What is needed. Transcribe the entries below exactly; leave every image out.

Data.
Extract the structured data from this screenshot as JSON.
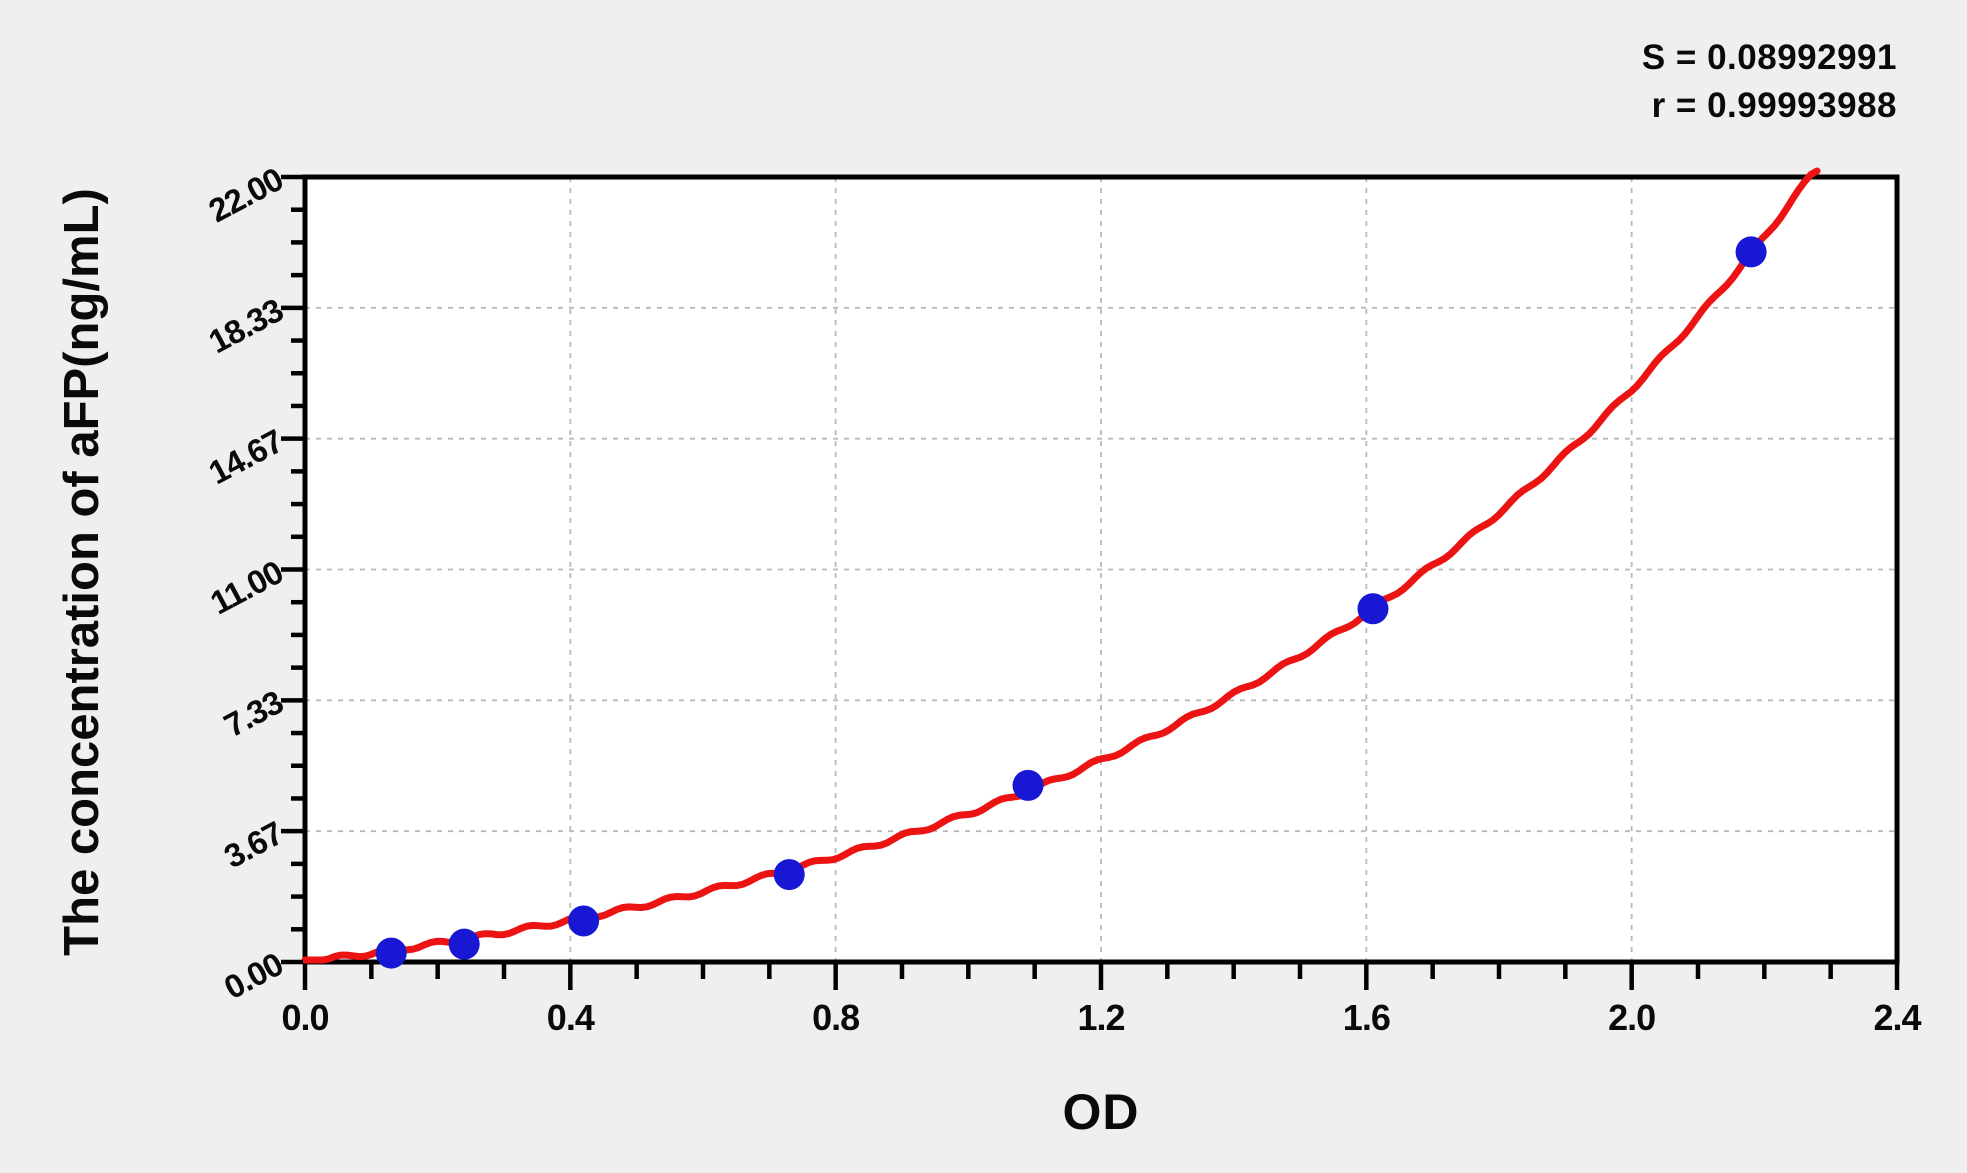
{
  "figure": {
    "background_color": "#efefef",
    "plot_background_color": "#ffffff",
    "axis_color": "#000000",
    "grid_color": "#b9b9b9",
    "text_color": "#0a0a0a"
  },
  "chart_data": {
    "type": "scatter",
    "title": "",
    "xlabel": "OD",
    "ylabel": "The concentration of aFP(ng/mL)",
    "x_axis": {
      "min": 0,
      "max": 2.4,
      "tick_labels": [
        "0.0",
        "0.4",
        "0.8",
        "1.2",
        "1.6",
        "2.0",
        "2.4"
      ],
      "minor_ticks_per_major": 4
    },
    "y_axis": {
      "min": 0,
      "max": 22,
      "tick_labels": [
        "0.00",
        "3.67",
        "7.33",
        "11.00",
        "14.67",
        "18.33",
        "22.00"
      ],
      "minor_ticks_per_major": 4
    },
    "grid": {
      "show": true,
      "style": "dashed"
    },
    "series": [
      {
        "name": "standard-points",
        "type": "scatter",
        "color": "#1717d4",
        "marker": "circle",
        "points": [
          {
            "x": 0.13,
            "y": 0.25
          },
          {
            "x": 0.24,
            "y": 0.5
          },
          {
            "x": 0.42,
            "y": 1.15
          },
          {
            "x": 0.73,
            "y": 2.45
          },
          {
            "x": 1.09,
            "y": 4.95
          },
          {
            "x": 1.61,
            "y": 9.9
          },
          {
            "x": 2.18,
            "y": 19.9
          }
        ]
      },
      {
        "name": "fitted-curve",
        "type": "line",
        "color": "#ec1313",
        "model": "y = a*(exp(k*x)-1)",
        "a": 2.24,
        "k": 1.05,
        "x_start": 0
      }
    ],
    "stats": {
      "s_line": "S = 0.08992991",
      "r_line": "r = 0.99993988"
    }
  }
}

Task response.
Extract the structured data from this screenshot as JSON.
{
  "figure": {
    "background_color": "#efefef",
    "plot_background_color": "#ffffff",
    "axis_color": "#000000",
    "grid_color": "#b9b9b9",
    "text_color": "#0a0a0a"
  },
  "chart_data": {
    "type": "scatter",
    "title": "",
    "xlabel": "OD",
    "ylabel": "The concentration of aFP(ng/mL)",
    "x_axis": {
      "min": 0,
      "max": 2.4,
      "tick_labels": [
        "0.0",
        "0.4",
        "0.8",
        "1.2",
        "1.6",
        "2.0",
        "2.4"
      ],
      "minor_ticks_per_major": 4
    },
    "y_axis": {
      "min": 0,
      "max": 22,
      "tick_labels": [
        "0.00",
        "3.67",
        "7.33",
        "11.00",
        "14.67",
        "18.33",
        "22.00"
      ],
      "minor_ticks_per_major": 4
    },
    "grid": {
      "show": true,
      "style": "dashed"
    },
    "series": [
      {
        "name": "standard-points",
        "type": "scatter",
        "color": "#1717d4",
        "marker": "circle",
        "points": [
          {
            "x": 0.13,
            "y": 0.25
          },
          {
            "x": 0.24,
            "y": 0.5
          },
          {
            "x": 0.42,
            "y": 1.15
          },
          {
            "x": 0.73,
            "y": 2.45
          },
          {
            "x": 1.09,
            "y": 4.95
          },
          {
            "x": 1.61,
            "y": 9.9
          },
          {
            "x": 2.18,
            "y": 19.9
          }
        ]
      },
      {
        "name": "fitted-curve",
        "type": "line",
        "color": "#ec1313",
        "model": "y = a*(exp(k*x)-1)",
        "a": 2.24,
        "k": 1.05,
        "x_start": 0
      }
    ],
    "stats": {
      "s_line": "S = 0.08992991",
      "r_line": "r = 0.99993988"
    }
  }
}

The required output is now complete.